- Stored data -
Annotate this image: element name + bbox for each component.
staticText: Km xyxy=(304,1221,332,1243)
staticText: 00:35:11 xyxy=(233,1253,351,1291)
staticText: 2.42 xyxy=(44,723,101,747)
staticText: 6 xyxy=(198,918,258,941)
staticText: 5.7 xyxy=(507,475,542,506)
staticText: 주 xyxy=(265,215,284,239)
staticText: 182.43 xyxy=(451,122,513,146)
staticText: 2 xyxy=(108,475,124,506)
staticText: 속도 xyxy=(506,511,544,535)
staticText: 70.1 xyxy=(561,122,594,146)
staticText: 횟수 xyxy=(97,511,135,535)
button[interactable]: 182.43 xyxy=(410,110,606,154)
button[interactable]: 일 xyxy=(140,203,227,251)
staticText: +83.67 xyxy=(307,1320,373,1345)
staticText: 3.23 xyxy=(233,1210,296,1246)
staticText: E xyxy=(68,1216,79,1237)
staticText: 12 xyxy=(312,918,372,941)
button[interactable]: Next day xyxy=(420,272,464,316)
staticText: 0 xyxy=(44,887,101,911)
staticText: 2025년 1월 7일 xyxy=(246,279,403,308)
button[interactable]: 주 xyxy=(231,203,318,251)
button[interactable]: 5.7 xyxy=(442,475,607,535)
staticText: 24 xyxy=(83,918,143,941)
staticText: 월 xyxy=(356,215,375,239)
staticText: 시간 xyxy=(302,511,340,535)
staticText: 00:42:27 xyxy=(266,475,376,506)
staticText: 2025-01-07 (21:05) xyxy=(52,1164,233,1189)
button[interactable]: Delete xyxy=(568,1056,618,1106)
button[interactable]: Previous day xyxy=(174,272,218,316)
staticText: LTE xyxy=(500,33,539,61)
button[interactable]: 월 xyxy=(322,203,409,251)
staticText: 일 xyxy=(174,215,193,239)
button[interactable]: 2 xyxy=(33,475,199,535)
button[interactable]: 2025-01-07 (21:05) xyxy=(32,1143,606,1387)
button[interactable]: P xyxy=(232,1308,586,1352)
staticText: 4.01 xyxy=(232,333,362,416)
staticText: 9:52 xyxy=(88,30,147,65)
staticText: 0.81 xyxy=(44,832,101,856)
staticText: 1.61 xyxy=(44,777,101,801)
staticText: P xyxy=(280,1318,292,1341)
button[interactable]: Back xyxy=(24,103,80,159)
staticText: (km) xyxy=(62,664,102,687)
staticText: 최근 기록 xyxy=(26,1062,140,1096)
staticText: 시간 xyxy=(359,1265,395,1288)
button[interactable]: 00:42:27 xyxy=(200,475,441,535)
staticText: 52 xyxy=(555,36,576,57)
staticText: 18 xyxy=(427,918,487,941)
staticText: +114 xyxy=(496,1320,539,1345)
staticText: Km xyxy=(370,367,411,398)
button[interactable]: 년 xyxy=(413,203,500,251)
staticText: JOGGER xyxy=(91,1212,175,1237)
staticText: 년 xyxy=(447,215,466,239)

- Problem details -
Reproduce all the records above, changing each "staticText" to "label" and keeping everything else the same.

- The solution -
Annotate this image: element name + bbox for each component.
label: Km xyxy=(304,1221,332,1243)
label: 00:35:11 xyxy=(233,1253,351,1291)
label: 2.42 xyxy=(44,723,101,747)
label: 6 xyxy=(198,918,258,941)
label: 5.7 xyxy=(507,475,542,506)
label: 주 xyxy=(265,215,284,239)
label: 182.43 xyxy=(451,122,513,146)
label: 2 xyxy=(108,475,124,506)
label: 속도 xyxy=(506,511,544,535)
label: 70.1 xyxy=(561,122,594,146)
label: 횟수 xyxy=(97,511,135,535)
button[interactable]: 182.43 xyxy=(410,110,606,154)
button[interactable]: 일 xyxy=(140,203,227,251)
label: +83.67 xyxy=(307,1320,373,1345)
label: 3.23 xyxy=(233,1210,296,1246)
label: E xyxy=(68,1216,79,1237)
label: 12 xyxy=(312,918,372,941)
button[interactable]: Next day xyxy=(420,272,464,316)
label: 0 xyxy=(44,887,101,911)
label: 2025년 1월 7일 xyxy=(246,279,403,308)
button[interactable]: 주 xyxy=(231,203,318,251)
button[interactable]: 5.7 xyxy=(442,475,607,535)
label: 24 xyxy=(83,918,143,941)
label: 월 xyxy=(356,215,375,239)
label: 시간 xyxy=(302,511,340,535)
label: 00:42:27 xyxy=(266,475,376,506)
label: 2025-01-07 (21:05) xyxy=(52,1164,233,1189)
button[interactable]: Delete xyxy=(568,1056,618,1106)
button[interactable]: Previous day xyxy=(174,272,218,316)
label: LTE xyxy=(500,33,539,61)
button[interactable]: 월 xyxy=(322,203,409,251)
label: 일 xyxy=(174,215,193,239)
button[interactable]: 2 xyxy=(33,475,199,535)
button[interactable]: 2025-01-07 (21:05) xyxy=(32,1143,606,1387)
button[interactable]: P xyxy=(232,1308,586,1352)
label: 4.01 xyxy=(232,333,362,416)
label: 9:52 xyxy=(88,30,147,65)
label: 0.81 xyxy=(44,832,101,856)
label: 1.61 xyxy=(44,777,101,801)
label: P xyxy=(280,1318,292,1341)
button[interactable]: Back xyxy=(24,103,80,159)
label: (km) xyxy=(62,664,102,687)
label: 최근 기록 xyxy=(26,1062,140,1096)
label: 시간 xyxy=(359,1265,395,1288)
button[interactable]: 00:42:27 xyxy=(200,475,441,535)
label: 52 xyxy=(555,36,576,57)
label: 18 xyxy=(427,918,487,941)
label: +114 xyxy=(496,1320,539,1345)
label: Km xyxy=(370,367,411,398)
button[interactable]: 년 xyxy=(413,203,500,251)
label: JOGGER xyxy=(91,1212,175,1237)
label: 년 xyxy=(447,215,466,239)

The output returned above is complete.